El significado de las palabras siempre es mejor comprendido considerando el momento, el lugar y las formas en que se expresan. Por ejemplo, la historia ha otorgado o quitado vigencia, o ha teñido de terribles connotaciones a algunas expresiones que fueron, a su vez, utilizadas sistemáticamente para significar mucho más o mucho menos de lo que en realidad se decía.
Pero son las palabras las que dan forma y hacen comprensible el mundo en el que vivimos.
Conviene entonces analizar las expresiones significativas en un contexto que permita, más allá de la anecdótica actuación de quien las enuncia, comprender con mayor amplitud su verdadera significación y trascendencia.
Cuando, entusiasmada por el grito de algún adulón que la calificó de "genia", la presidenta de la Nación manifestó en un discurso improvisado su fantasía de "desaparecer a algunos", en referencia a la habilidad atribuida a los genios mágicos de los cuentos orientales, seguramente no se refería a la voluntad política de establecer un programa sistemático de exterminio, al cual asociamos el término desaparición en el marco de la historia política argentina reciente. Sin embargo, dada la enorme responsabilidad institucional de la señora de Kirchner, su importancia tampoco debe ser minimizada.
Lo verdaderamente grave en esto, que parece ser una anécdota más en la larga serie de expresiones bizarras o desafortunadas de las que hace gala la dirigencia política nacional -con un desenfado que demasiadas veces parece ser nada más que la expresión de una impune mediocridad intelectual-, es que expresa en realidad un deseo inherente a todo proyecto político autoritario: lograr la inexistencia de oposición.

▶ Problema planteado A:
Traduce al inglés esta oración del texto sobre el significado de las palabras: «Pero son las palabras las que dan forma y hacen comprensible el mundo en el que vivimos.»
▶ Problema planteado B:
Escribe la continuación del texto sobre el significado de las palabras a partir de su última oración.
Estas líneas proceden de una fuente distinta.

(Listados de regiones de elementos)
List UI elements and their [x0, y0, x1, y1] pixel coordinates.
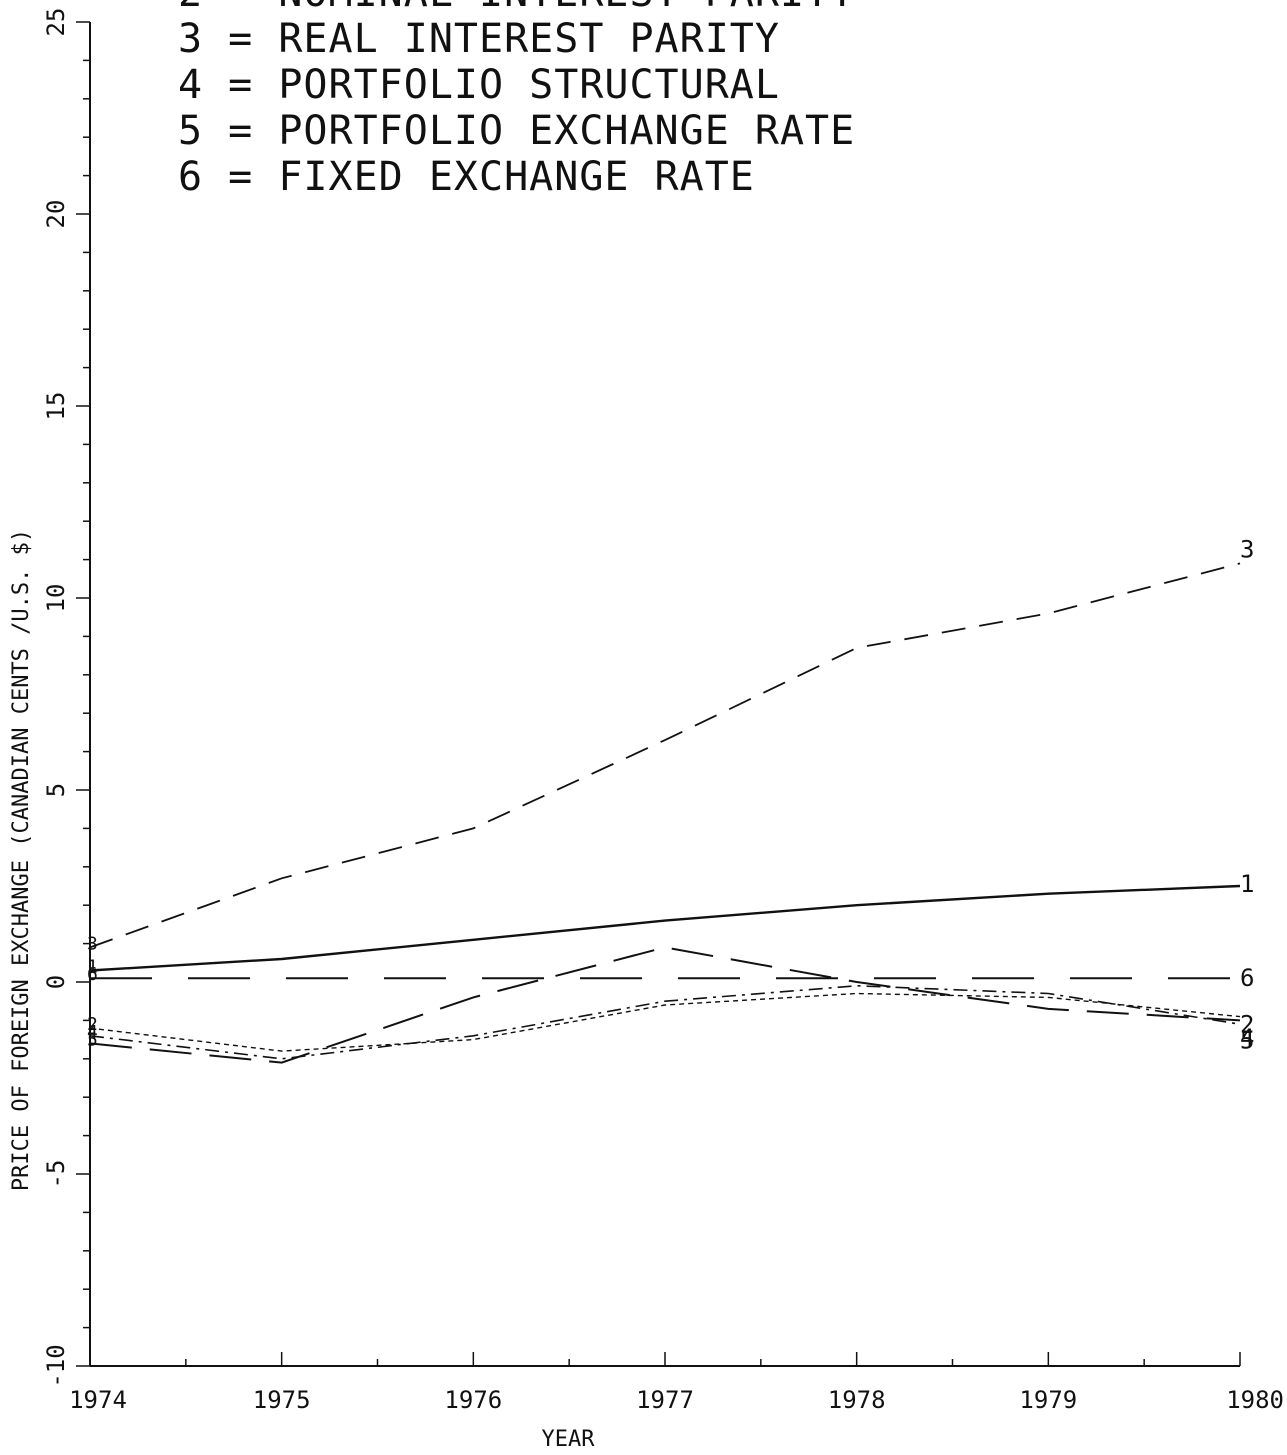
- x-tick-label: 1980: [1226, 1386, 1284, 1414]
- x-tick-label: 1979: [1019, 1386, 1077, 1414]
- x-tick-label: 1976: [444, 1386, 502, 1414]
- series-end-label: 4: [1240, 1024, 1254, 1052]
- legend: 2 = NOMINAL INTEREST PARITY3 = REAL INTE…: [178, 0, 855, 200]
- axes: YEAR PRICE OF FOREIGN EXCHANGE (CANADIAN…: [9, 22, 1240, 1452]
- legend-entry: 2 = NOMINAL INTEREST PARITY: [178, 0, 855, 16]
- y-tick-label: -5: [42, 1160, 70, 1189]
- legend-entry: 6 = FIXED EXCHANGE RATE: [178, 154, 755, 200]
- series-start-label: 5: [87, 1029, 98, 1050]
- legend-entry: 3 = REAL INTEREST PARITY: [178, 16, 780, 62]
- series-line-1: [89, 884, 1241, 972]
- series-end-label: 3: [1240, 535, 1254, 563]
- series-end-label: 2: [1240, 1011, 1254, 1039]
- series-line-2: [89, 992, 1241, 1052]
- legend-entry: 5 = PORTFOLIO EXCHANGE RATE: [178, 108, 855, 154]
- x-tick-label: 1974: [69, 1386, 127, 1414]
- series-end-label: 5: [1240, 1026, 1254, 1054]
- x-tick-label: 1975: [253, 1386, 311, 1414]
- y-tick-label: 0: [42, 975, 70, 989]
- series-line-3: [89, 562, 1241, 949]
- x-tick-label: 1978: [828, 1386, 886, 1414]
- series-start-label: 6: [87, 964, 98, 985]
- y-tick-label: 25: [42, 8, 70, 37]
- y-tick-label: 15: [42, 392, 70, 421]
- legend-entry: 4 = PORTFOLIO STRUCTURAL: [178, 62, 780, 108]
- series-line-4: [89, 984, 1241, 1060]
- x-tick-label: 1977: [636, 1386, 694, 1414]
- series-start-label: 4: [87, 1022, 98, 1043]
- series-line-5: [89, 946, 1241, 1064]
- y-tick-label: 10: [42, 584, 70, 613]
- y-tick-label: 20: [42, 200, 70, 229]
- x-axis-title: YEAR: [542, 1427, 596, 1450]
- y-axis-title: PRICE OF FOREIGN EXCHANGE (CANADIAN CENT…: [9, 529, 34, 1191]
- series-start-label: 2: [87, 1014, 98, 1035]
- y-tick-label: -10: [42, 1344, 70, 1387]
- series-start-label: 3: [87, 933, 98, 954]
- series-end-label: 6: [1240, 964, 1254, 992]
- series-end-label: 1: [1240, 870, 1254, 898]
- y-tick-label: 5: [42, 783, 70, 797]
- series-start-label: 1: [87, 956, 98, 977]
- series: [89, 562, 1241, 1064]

▶ Resultado final A:
But it is words that give shape to the world we live in and make it understandable.

▶ Resultado final B:
A lo largo del último siglo de nuestra historia política abundan los ejemplos de poderosos y gobernantes que, a sangre y fuego y mucho antes del autodenominado Proceso de Reorganización Nacional, intentaron barrer a los díscolos, críticos, enemigos y opositores. Y aunque las diferencias entre unos y otros de los que soñaron con regar con sangre su eternización en el poder y la fundación de una Argentina a su gusto son muy grandes, el sueño del control absoluto sobre el pensamiento y la cultura fue siempre similar.
La receta se repite una y otra vez, a izquierda y derecha: se simplifica y dicotomiza la interpretación de la historia, se establece la separación entre los buenos y los malos, y se justifica por la excepcionalidad de la situación y la existencia de un mandato "superior" la violación de las normas legales, éticas y aun las concepciones ideológicas que se dice defender, paradójicamente, para salvaguardarlas.
En resumen, se justifica por este camino la violación de la ley para restablecer una legalidad "mejor".
El fin, dice siempre el poder, justifica los medios. Todos.
Algunos poderosos, a lo largo de la historia, se han sentido dueños de la verdad. Otros, probablemente se han sentido más bien dueños de la impunidad. Pero todos, tarde o temprano, han pasado.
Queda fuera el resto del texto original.